_The request_.
Without the images, write out all of the following entries exactly.

--- Start Data for processing ---

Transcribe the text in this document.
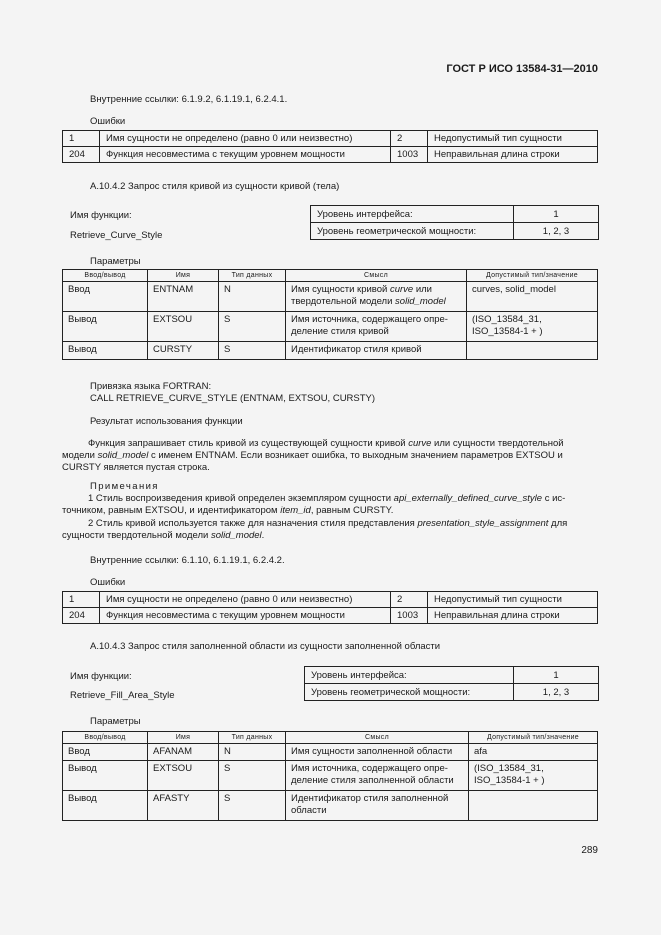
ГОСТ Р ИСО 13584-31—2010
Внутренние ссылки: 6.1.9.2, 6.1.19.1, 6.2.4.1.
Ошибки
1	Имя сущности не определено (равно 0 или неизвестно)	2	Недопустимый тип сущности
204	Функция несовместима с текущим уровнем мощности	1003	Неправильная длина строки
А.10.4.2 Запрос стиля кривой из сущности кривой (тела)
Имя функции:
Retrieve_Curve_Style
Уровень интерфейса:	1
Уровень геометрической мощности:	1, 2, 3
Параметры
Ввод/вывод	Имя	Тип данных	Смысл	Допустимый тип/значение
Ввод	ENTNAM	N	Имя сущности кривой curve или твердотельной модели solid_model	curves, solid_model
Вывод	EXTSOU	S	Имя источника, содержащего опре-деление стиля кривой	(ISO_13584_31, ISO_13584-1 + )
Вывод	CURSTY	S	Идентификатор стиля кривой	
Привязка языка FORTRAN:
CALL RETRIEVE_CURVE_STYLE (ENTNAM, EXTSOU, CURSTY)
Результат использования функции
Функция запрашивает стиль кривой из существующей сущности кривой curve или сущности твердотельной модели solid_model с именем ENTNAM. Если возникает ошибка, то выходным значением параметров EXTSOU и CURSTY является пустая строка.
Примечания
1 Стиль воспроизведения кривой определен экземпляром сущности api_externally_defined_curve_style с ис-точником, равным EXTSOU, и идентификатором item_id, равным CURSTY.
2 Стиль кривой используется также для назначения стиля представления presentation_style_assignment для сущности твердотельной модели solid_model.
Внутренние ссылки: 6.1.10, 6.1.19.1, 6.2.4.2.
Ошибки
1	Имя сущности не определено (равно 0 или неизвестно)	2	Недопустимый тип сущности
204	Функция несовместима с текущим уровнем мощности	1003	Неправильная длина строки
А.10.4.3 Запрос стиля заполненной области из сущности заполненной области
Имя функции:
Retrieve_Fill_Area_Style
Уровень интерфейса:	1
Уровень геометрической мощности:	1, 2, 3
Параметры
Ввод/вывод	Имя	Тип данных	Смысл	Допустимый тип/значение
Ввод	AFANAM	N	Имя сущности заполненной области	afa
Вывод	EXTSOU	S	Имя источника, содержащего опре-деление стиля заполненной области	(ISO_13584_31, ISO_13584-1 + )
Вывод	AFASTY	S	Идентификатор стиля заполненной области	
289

--- End Data for processing ---

_The response_.
Transcribe the text in this document.
ГОСТ Р ИСО 13584-31—2010
Внутренние ссылки: 6.1.9.2, 6.1.19.1, 6.2.4.1.
Ошибки
1	Имя сущности не определено (равно 0 или неизвестно)	2	Недопустимый тип сущности
204	Функция несовместима с текущим уровнем мощности	1003	Неправильная длина строки
А.10.4.2 Запрос стиля кривой из сущности кривой (тела)
Имя функции:
Retrieve_Curve_Style
Уровень интерфейса:	1
Уровень геометрической мощности:	1, 2, 3
Параметры
Ввод/вывод	Имя	Тип данных	Смысл	Допустимый тип/значение
Ввод	ENTNAM	N	Имя сущности кривой curve или твердотельной модели solid_model	curves, solid_model
Вывод	EXTSOU	S	Имя источника, содержащего опре-деление стиля кривой	(ISO_13584_31, ISO_13584-1 + )
Вывод	CURSTY	S	Идентификатор стиля кривой	
Привязка языка FORTRAN:
CALL RETRIEVE_CURVE_STYLE (ENTNAM, EXTSOU, CURSTY)
Результат использования функции
Функция запрашивает стиль кривой из существующей сущности кривой curve или сущности твердотельной модели solid_model с именем ENTNAM. Если возникает ошибка, то выходным значением параметров EXTSOU и CURSTY является пустая строка.
Примечания
1 Стиль воспроизведения кривой определен экземпляром сущности api_externally_defined_curve_style с ис-точником, равным EXTSOU, и идентификатором item_id, равным CURSTY.
2 Стиль кривой используется также для назначения стиля представления presentation_style_assignment для сущности твердотельной модели solid_model.
Внутренние ссылки: 6.1.10, 6.1.19.1, 6.2.4.2.
Ошибки
1	Имя сущности не определено (равно 0 или неизвестно)	2	Недопустимый тип сущности
204	Функция несовместима с текущим уровнем мощности	1003	Неправильная длина строки
А.10.4.3 Запрос стиля заполненной области из сущности заполненной области
Имя функции:
Retrieve_Fill_Area_Style
Уровень интерфейса:	1
Уровень геометрической мощности:	1, 2, 3
Параметры
Ввод/вывод	Имя	Тип данных	Смысл	Допустимый тип/значение
Ввод	AFANAM	N	Имя сущности заполненной области	afa
Вывод	EXTSOU	S	Имя источника, содержащего опре-деление стиля заполненной области	(ISO_13584_31, ISO_13584-1 + )
Вывод	AFASTY	S	Идентификатор стиля заполненной области	
289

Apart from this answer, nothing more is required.